> **Request**: Show only lines that include "ylabel".

> **Provided data**:
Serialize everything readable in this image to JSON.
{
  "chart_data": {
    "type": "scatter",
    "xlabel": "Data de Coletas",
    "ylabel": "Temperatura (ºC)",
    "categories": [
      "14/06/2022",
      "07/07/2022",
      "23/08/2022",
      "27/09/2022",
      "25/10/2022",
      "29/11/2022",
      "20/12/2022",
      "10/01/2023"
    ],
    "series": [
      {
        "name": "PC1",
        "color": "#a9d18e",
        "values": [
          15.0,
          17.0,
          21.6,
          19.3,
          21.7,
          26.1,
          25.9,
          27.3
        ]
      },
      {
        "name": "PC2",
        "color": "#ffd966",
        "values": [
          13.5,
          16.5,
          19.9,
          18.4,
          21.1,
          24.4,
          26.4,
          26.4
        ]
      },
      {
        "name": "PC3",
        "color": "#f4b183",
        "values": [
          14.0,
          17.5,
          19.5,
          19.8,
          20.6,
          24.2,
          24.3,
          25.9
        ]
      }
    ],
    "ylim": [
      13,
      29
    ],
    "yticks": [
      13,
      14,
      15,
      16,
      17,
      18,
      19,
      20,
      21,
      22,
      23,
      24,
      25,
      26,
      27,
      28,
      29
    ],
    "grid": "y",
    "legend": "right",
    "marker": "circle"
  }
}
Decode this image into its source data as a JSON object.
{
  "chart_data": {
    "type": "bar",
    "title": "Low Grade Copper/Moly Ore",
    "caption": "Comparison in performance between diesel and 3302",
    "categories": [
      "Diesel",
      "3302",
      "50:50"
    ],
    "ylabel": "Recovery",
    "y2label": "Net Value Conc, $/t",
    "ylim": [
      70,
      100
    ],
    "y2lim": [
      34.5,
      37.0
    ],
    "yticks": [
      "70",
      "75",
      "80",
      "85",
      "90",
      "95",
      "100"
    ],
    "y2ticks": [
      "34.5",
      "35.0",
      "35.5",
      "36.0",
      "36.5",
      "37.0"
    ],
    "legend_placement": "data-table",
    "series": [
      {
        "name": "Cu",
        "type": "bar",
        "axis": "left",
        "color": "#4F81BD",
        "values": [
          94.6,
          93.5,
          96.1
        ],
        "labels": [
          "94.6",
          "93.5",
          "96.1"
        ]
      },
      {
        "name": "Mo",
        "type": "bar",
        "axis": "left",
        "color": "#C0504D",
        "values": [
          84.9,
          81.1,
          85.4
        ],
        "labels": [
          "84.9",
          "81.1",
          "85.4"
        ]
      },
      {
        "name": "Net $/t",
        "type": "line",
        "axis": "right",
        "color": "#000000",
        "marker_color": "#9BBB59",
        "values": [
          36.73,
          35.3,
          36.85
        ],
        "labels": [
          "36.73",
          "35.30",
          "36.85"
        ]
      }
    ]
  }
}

> **Worked answer**:
    "ylabel": "Temperatura (ºC)",
    "ylabel": "Recovery",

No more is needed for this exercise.